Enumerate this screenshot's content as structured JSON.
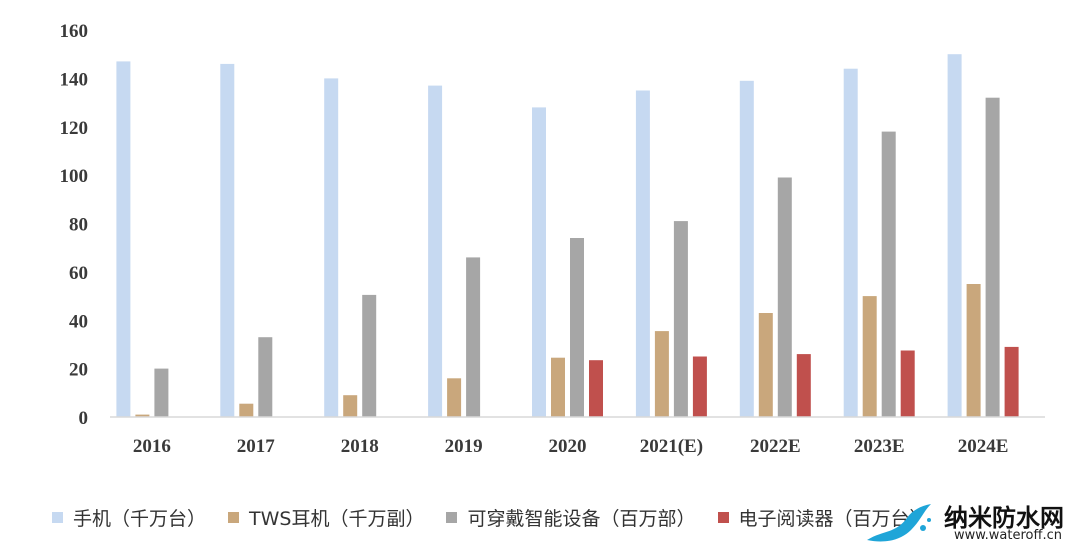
{
  "chart_data": {
    "type": "bar",
    "categories": [
      "2016",
      "2017",
      "2018",
      "2019",
      "2020",
      "2021(E)",
      "2022E",
      "2023E",
      "2024E"
    ],
    "series": [
      {
        "name": "手机（千万台）",
        "color": "#c6d9f1",
        "values": [
          147,
          146,
          140,
          137,
          128,
          135,
          139,
          144,
          150
        ]
      },
      {
        "name": "TWS耳机（千万副）",
        "color": "#c9a77c",
        "values": [
          1,
          5.5,
          9,
          16,
          24.5,
          35.5,
          43,
          50,
          55
        ]
      },
      {
        "name": "可穿戴智能设备（百万部）",
        "color": "#a6a6a6",
        "values": [
          20,
          33,
          50.5,
          66,
          74,
          81,
          99,
          118,
          132
        ]
      },
      {
        "name": "电子阅读器（百万台）",
        "color": "#c0504d",
        "values": [
          null,
          null,
          null,
          null,
          23.5,
          25,
          26,
          27.5,
          29
        ]
      }
    ],
    "yticks": [
      0,
      20,
      40,
      60,
      80,
      100,
      120,
      140,
      160
    ],
    "ylim": [
      0,
      160
    ],
    "title": "",
    "xlabel": "",
    "ylabel": "",
    "grid": false,
    "legend_position": "bottom"
  },
  "watermark": {
    "title": "纳米防水网",
    "url": "www.wateroff.cn"
  }
}
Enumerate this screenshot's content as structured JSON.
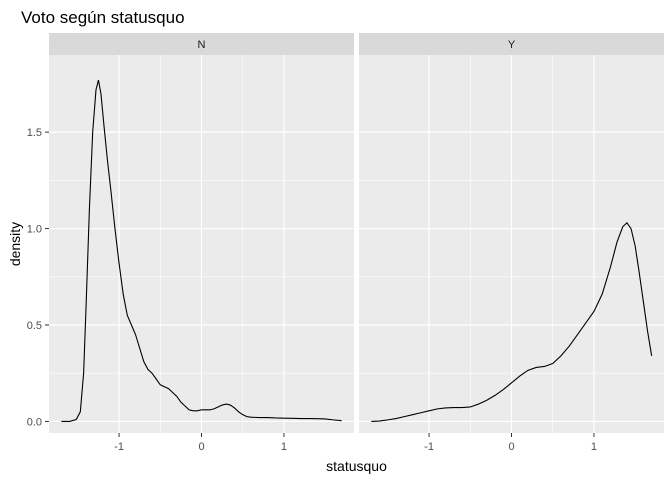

━━━━━━━━━━

WRITTEN PROBLEM:
In your copy, leave out the pictures and reproduce the material above exactly.

OUTPUT OF THE EXERCISE:
Enumerate this screenshot's content as structured JSON.
{
  "chart_data": {
    "type": "bar",
    "categories": [
      "2016",
      "2017",
      "2018",
      "2019",
      "2020",
      "2021(E)",
      "2022E",
      "2023E",
      "2024E"
    ],
    "series": [
      {
        "name": "手机（千万台）",
        "color": "#c6d9f1",
        "values": [
          147,
          146,
          140,
          137,
          128,
          135,
          139,
          144,
          150
        ]
      },
      {
        "name": "TWS耳机（千万副）",
        "color": "#c9a77c",
        "values": [
          1,
          5.5,
          9,
          16,
          24.5,
          35.5,
          43,
          50,
          55
        ]
      },
      {
        "name": "可穿戴智能设备（百万部）",
        "color": "#a6a6a6",
        "values": [
          20,
          33,
          50.5,
          66,
          74,
          81,
          99,
          118,
          132
        ]
      },
      {
        "name": "电子阅读器（百万台）",
        "color": "#c0504d",
        "values": [
          null,
          null,
          null,
          null,
          23.5,
          25,
          26,
          27.5,
          29
        ]
      }
    ],
    "yticks": [
      0,
      20,
      40,
      60,
      80,
      100,
      120,
      140,
      160
    ],
    "ylim": [
      0,
      160
    ],
    "title": "",
    "xlabel": "",
    "ylabel": "",
    "grid": false,
    "legend_position": "bottom"
  },
  "watermark": {
    "title": "纳米防水网",
    "url": "www.wateroff.cn"
  }
}
Enumerate this screenshot's content as structured JSON.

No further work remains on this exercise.